-- START OF Provided data --

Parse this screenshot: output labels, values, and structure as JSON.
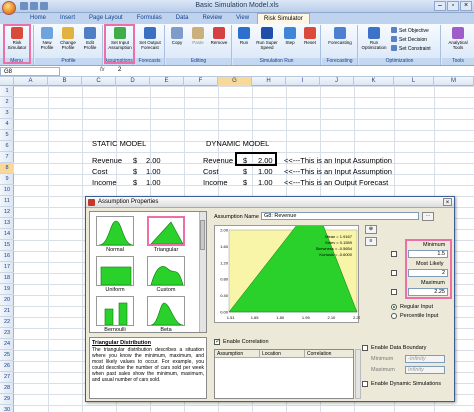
{
  "window": {
    "title": "Basic Simulation Model.xls",
    "controls": [
      "–",
      "▫",
      "×"
    ]
  },
  "ribbon": {
    "tabs": [
      "Home",
      "Insert",
      "Page Layout",
      "Formulas",
      "Data",
      "Review",
      "View",
      "Risk Simulator"
    ],
    "active_tab": "Risk Simulator",
    "groups": {
      "menu": "Menu",
      "profile": "Profile",
      "assumptions": "Assumptions",
      "forecasts": "Forecasts",
      "editing": "Editing",
      "simulation_run": "Simulation Run",
      "forecasting": "Forecasting",
      "optimization": "Optimization",
      "tools": "Tools"
    },
    "buttons": {
      "risk_simulator": "Risk Simulator",
      "new_profile": "New Profile",
      "change_profile": "Change Profile",
      "edit_profile": "Edit Profile",
      "set_input_assumption": "Set Input Assumption",
      "set_output_forecast": "Set Output Forecast",
      "copy": "Copy",
      "paste": "Paste",
      "remove": "Remove",
      "run": "Run",
      "run_super_speed": "Run Super Speed",
      "step": "Step",
      "reset": "Reset",
      "forecasting": "Forecasting",
      "run_optimization": "Run Optimization",
      "set_objective": "Set Objective",
      "set_decision": "Set Decision",
      "set_constraint": "Set Constraint",
      "analytical_tools": "Analytical Tools"
    }
  },
  "formula_bar": {
    "name_box": "G8",
    "fx": "fx",
    "value": "2"
  },
  "sheet": {
    "columns": [
      "A",
      "B",
      "C",
      "D",
      "E",
      "F",
      "G",
      "H",
      "I",
      "J",
      "K",
      "L",
      "M"
    ],
    "active_column": "G",
    "rows": [
      "1",
      "2",
      "3",
      "4",
      "5",
      "6",
      "7",
      "8",
      "9",
      "10",
      "11",
      "12",
      "13",
      "14",
      "15",
      "16",
      "17",
      "18",
      "19",
      "20",
      "21",
      "22",
      "23",
      "24",
      "25",
      "26",
      "27",
      "28",
      "29",
      "30"
    ],
    "active_row": "8",
    "static_model": {
      "heading": "STATIC MODEL",
      "rows": [
        {
          "label": "Revenue",
          "currency": "$",
          "value": "2.00"
        },
        {
          "label": "Cost",
          "currency": "$",
          "value": "1.00"
        },
        {
          "label": "Income",
          "currency": "$",
          "value": "1.00"
        }
      ]
    },
    "dynamic_model": {
      "heading": "DYNAMIC MODEL",
      "rows": [
        {
          "label": "Revenue",
          "currency": "$",
          "value": "2.00",
          "note": "<<---This is an Input Assumption"
        },
        {
          "label": "Cost",
          "currency": "$",
          "value": "1.00",
          "note": "<<---This is an Input Assumption"
        },
        {
          "label": "Income",
          "currency": "$",
          "value": "1.00",
          "note": "<<---This is an Output Forecast"
        }
      ]
    }
  },
  "dialog": {
    "title": "Assumption Properties",
    "close": "×",
    "distributions": [
      {
        "name": "Normal",
        "shape": "bell"
      },
      {
        "name": "Triangular",
        "shape": "triangle"
      },
      {
        "name": "Uniform",
        "shape": "flat"
      },
      {
        "name": "Custom",
        "shape": "hump"
      },
      {
        "name": "Bernoulli",
        "shape": "bars"
      },
      {
        "name": "Beta",
        "shape": "beta"
      }
    ],
    "selected_distribution": "Triangular",
    "description": {
      "heading": "Triangular Distribution",
      "text": "The triangular distribution describes a situation where you know the minimum, maximum, and most likely values to occur. For example, you could describe the number of cars sold per week when past sales show the minimum, maximum, and usual number of cars sold."
    },
    "assumption_name_label": "Assumption Name",
    "assumption_name_value": "G8: Revenue",
    "stats": [
      "Mean = 1.9167",
      "Stdev = 0.1559",
      "Skewness = -0.5654",
      "Kurtosis = -0.6000"
    ],
    "chart": {
      "y_ticks": [
        "2.00",
        "1.60",
        "1.20",
        "0.80",
        "0.40",
        "0.00"
      ],
      "x_ticks": [
        "1.51",
        "1.65",
        "1.80",
        "1.95",
        "2.10",
        "2.25"
      ],
      "x_range": [
        1.5,
        2.25
      ],
      "y_range": [
        0,
        2
      ],
      "triangle": {
        "min": 1.5,
        "most_likely": 2.0,
        "max": 2.25
      }
    },
    "params": {
      "minimum_label": "Minimum",
      "minimum_value": "1.5",
      "most_likely_label": "Most Likely",
      "most_likely_value": "2",
      "maximum_label": "Maximum",
      "maximum_value": "2.25"
    },
    "regular_input": "Regular Input",
    "percentile_input": "Percentile Input",
    "enable_correlation": "Enable Correlation",
    "correlation_columns": [
      "Assumption",
      "Location",
      "Correlation"
    ],
    "enable_data_boundary": "Enable Data Boundary",
    "boundary_min_label": "Minimum",
    "boundary_max_label": "Maximum",
    "boundary_placeholder": "-Infinity",
    "boundary_max_placeholder": "Infinity",
    "enable_dynamic_simulations": "Enable Dynamic Simulations",
    "colors": {
      "accent": "#ec6fa8",
      "plot_bg": "#f8f4a8",
      "triangle": "#2bd12b"
    }
  }
}
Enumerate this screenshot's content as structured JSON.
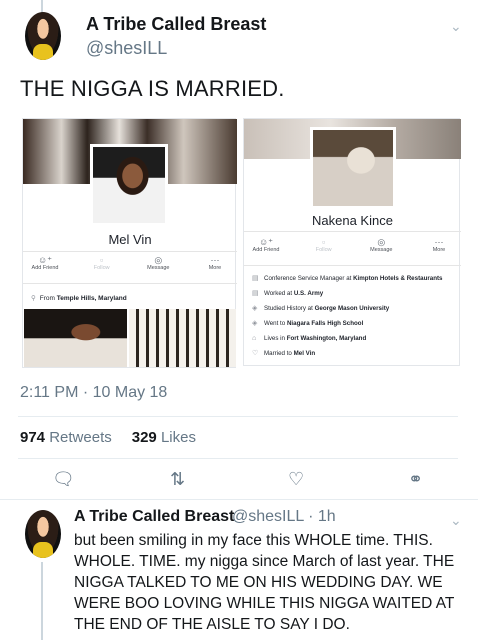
{
  "tweet": {
    "display_name": "A Tribe Called Breast",
    "handle": "@shesILL",
    "text": "THE NIGGA IS MARRIED.",
    "timestamp": "2:11 PM · 10 May 18",
    "stats": {
      "retweets_count": "974",
      "retweets_label": "Retweets",
      "likes_count": "329",
      "likes_label": "Likes"
    },
    "actions": {
      "reply_icon": "reply-icon",
      "retweet_icon": "retweet-icon",
      "like_icon": "heart-icon",
      "share_icon": "share-icon"
    }
  },
  "left_profile": {
    "name": "Mel Vin",
    "actions": [
      "Add Friend",
      "Follow",
      "Message",
      "More"
    ],
    "from_prefix": "From",
    "from_place": "Temple Hills, Maryland"
  },
  "right_profile": {
    "name": "Nakena Kince",
    "actions": [
      "Add Friend",
      "Follow",
      "Message",
      "More"
    ],
    "info": [
      {
        "prefix": "Conference Service Manager at",
        "bold": "Kimpton Hotels & Restaurants"
      },
      {
        "prefix": "Worked at",
        "bold": "U.S. Army"
      },
      {
        "prefix": "Studied History at",
        "bold": "George Mason University"
      },
      {
        "prefix": "Went to",
        "bold": "Niagara Falls High School"
      },
      {
        "prefix": "Lives in",
        "bold": "Fort Washington, Maryland"
      },
      {
        "prefix": "Married to",
        "bold": "Mel Vin"
      }
    ]
  },
  "reply": {
    "display_name": "A Tribe Called Breast",
    "handle_time": "@shesILL · 1h",
    "text": "but been smiling in my face this WHOLE time. THIS. WHOLE. TIME. my nigga since March of last year. THE NIGGA TALKED TO ME ON HIS WEDDING DAY. WE WERE BOO LOVING WHILE THIS NIGGA WAITED AT THE END OF THE AISLE TO SAY I DO."
  },
  "colors": {
    "text": "#14171a",
    "muted": "#657786",
    "divider": "#e6ecf0"
  }
}
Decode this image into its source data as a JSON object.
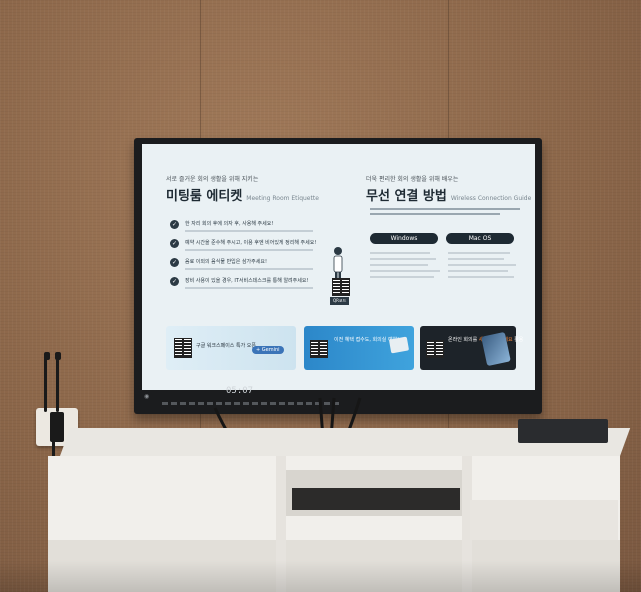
{
  "screen": {
    "left_panel": {
      "supertitle": "서로 즐거운 회의 생활을 위해 지키는",
      "title": "미팅룸 에티켓",
      "title_en": "Meeting Room Etiquette",
      "rules": [
        "한 자리 회의 후에 의자 후, 사용해 주세요!",
        "예약 시간을 준수해 주시고, 이용 후엔 비어있게 정리해 주세요!",
        "음료 이외의 음식물 반입은 삼가주세요!",
        "장비 사용이 있을 경우, IT서비스데스크를 통해 알려주세요!"
      ],
      "qr_label": "QR코드"
    },
    "right_panel": {
      "supertitle": "더욱 편리한 회의 생활을 위해 배우는",
      "title": "무선 연결 방법",
      "title_en": "Wireless Connection Guide",
      "tabs": [
        "Windows",
        "Mac OS"
      ]
    },
    "banners": [
      {
        "text": "구글 워크스페이스 특가 오픈",
        "pill": "+ Gemini"
      },
      {
        "text": "이전 혜택 접수도, 회의실 예약!"
      },
      {
        "text_plain": "온라인 회의를 ",
        "text_highlight": "새로 분리하세요",
        "text_end": " 활용"
      }
    ],
    "clock": "05:07"
  },
  "colors": {
    "wall": "#8d6a4e",
    "screen_bg": "#eaf1f4",
    "cabinet": "#f1efeb",
    "bezel": "#1b1c1e"
  }
}
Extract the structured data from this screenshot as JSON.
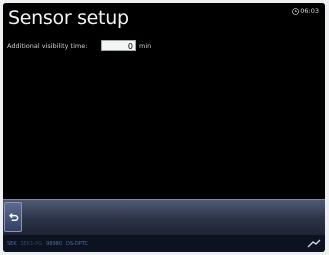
{
  "header": {
    "title": "Sensor setup",
    "clock": "06:03"
  },
  "settings": {
    "visibility_label": "Additional visibility time:",
    "visibility_value": "0",
    "visibility_unit": "min"
  },
  "toolbar": {
    "back_icon": "back-arrow-icon"
  },
  "statusbar": {
    "items": [
      "SEK",
      "SEK1-PG",
      "98980",
      "DS-DPTC"
    ]
  },
  "colors": {
    "background": "#000000",
    "toolbar": "#2c3347",
    "status_text": "#4f6ea0"
  }
}
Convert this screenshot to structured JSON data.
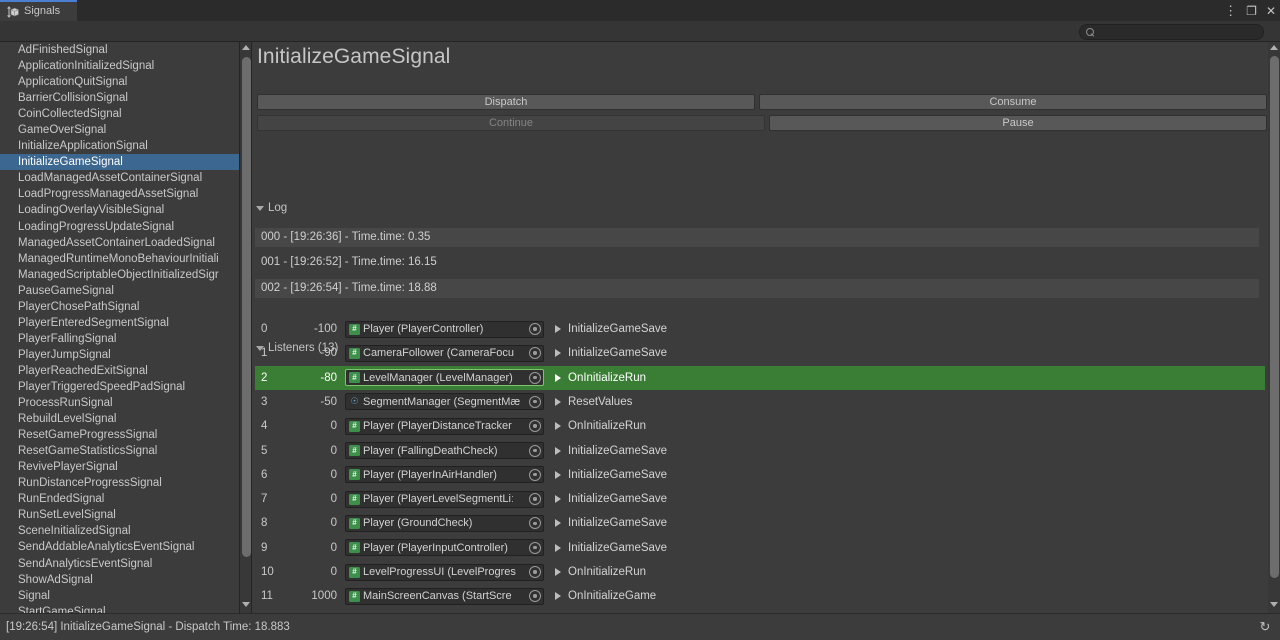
{
  "window": {
    "tab_label": "Signals",
    "tab_icon": "signal-cube-icon",
    "kebab_label": "⋮",
    "maximize_label": "❐",
    "close_label": "✕"
  },
  "search": {
    "placeholder": "",
    "value": "",
    "icon": "search-icon"
  },
  "signal_list": {
    "selected": "InitializeGameSignal",
    "items": [
      "AdFinishedSignal",
      "ApplicationInitializedSignal",
      "ApplicationQuitSignal",
      "BarrierCollisionSignal",
      "CoinCollectedSignal",
      "GameOverSignal",
      "InitializeApplicationSignal",
      "InitializeGameSignal",
      "LoadManagedAssetContainerSignal",
      "LoadProgressManagedAssetSignal",
      "LoadingOverlayVisibleSignal",
      "LoadingProgressUpdateSignal",
      "ManagedAssetContainerLoadedSignal",
      "ManagedRuntimeMonoBehaviourInitiali",
      "ManagedScriptableObjectInitializedSigr",
      "PauseGameSignal",
      "PlayerChosePathSignal",
      "PlayerEnteredSegmentSignal",
      "PlayerFallingSignal",
      "PlayerJumpSignal",
      "PlayerReachedExitSignal",
      "PlayerTriggeredSpeedPadSignal",
      "ProcessRunSignal",
      "RebuildLevelSignal",
      "ResetGameProgressSignal",
      "ResetGameStatisticsSignal",
      "RevivePlayerSignal",
      "RunDistanceProgressSignal",
      "RunEndedSignal",
      "RunSetLevelSignal",
      "SceneInitializedSignal",
      "SendAddableAnalyticsEventSignal",
      "SendAnalyticsEventSignal",
      "ShowAdSignal",
      "Signal",
      "StartGameSignal"
    ]
  },
  "detail": {
    "title": "InitializeGameSignal",
    "buttons": {
      "dispatch": "Dispatch",
      "consume": "Consume",
      "continue": "Continue",
      "pause": "Pause"
    },
    "log": {
      "header": "Log",
      "entries": [
        "000 - [19:26:36] - Time.time: 0.35",
        "001 - [19:26:52] - Time.time: 16.15",
        "002 - [19:26:54] - Time.time: 18.88"
      ]
    },
    "listeners": {
      "header": "Listeners (13)",
      "count": 13,
      "rows": [
        {
          "index": "0",
          "priority": "-100",
          "object": "Player (PlayerController)",
          "icon": "cs-script-icon",
          "method": "InitializeGameSave",
          "highlighted": false
        },
        {
          "index": "1",
          "priority": "-90",
          "object": "CameraFollower (CameraFocu",
          "icon": "cs-script-icon",
          "method": "InitializeGameSave",
          "highlighted": false
        },
        {
          "index": "2",
          "priority": "-80",
          "object": "LevelManager (LevelManager)",
          "icon": "cs-script-icon",
          "method": "OnInitializeRun",
          "highlighted": true
        },
        {
          "index": "3",
          "priority": "-50",
          "object": "SegmentManager (SegmentMæ",
          "icon": "prefab-icon",
          "method": "ResetValues",
          "highlighted": false
        },
        {
          "index": "4",
          "priority": "0",
          "object": "Player (PlayerDistanceTracker",
          "icon": "cs-script-icon",
          "method": "OnInitializeRun",
          "highlighted": false
        },
        {
          "index": "5",
          "priority": "0",
          "object": "Player (FallingDeathCheck)",
          "icon": "cs-script-icon",
          "method": "InitializeGameSave",
          "highlighted": false
        },
        {
          "index": "6",
          "priority": "0",
          "object": "Player (PlayerInAirHandler)",
          "icon": "cs-script-icon",
          "method": "InitializeGameSave",
          "highlighted": false
        },
        {
          "index": "7",
          "priority": "0",
          "object": "Player (PlayerLevelSegmentLiː",
          "icon": "cs-script-icon",
          "method": "InitializeGameSave",
          "highlighted": false
        },
        {
          "index": "8",
          "priority": "0",
          "object": "Player (GroundCheck)",
          "icon": "cs-script-icon",
          "method": "InitializeGameSave",
          "highlighted": false
        },
        {
          "index": "9",
          "priority": "0",
          "object": "Player (PlayerInputController)",
          "icon": "cs-script-icon",
          "method": "InitializeGameSave",
          "highlighted": false
        },
        {
          "index": "10",
          "priority": "0",
          "object": "LevelProgressUI (LevelProgres",
          "icon": "cs-script-icon",
          "method": "OnInitializeRun",
          "highlighted": false
        },
        {
          "index": "11",
          "priority": "1000",
          "object": "MainScreenCanvas (StartScre",
          "icon": "cs-script-icon",
          "method": "OnInitializeGame",
          "highlighted": false
        }
      ]
    }
  },
  "statusbar": {
    "text": "[19:26:54] InitializeGameSignal - Dispatch Time: 18.883",
    "refresh_icon": "↻"
  },
  "colors": {
    "selection_blue": "#3c6790",
    "listener_highlight_green": "#3a7d34",
    "panel_bg": "#3c3c3c",
    "titlebar_bg": "#2b2b2b",
    "tab_accent": "#4b7fd1",
    "script_icon_green": "#3f8f4c"
  }
}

-- END OF Provided data --

→ **What is required**: Every line that holds the string "Tools" should be returned.

→ **Solution to this task**:
      "tools": "Tools"
      "analytical_tools": "Analytical Tools"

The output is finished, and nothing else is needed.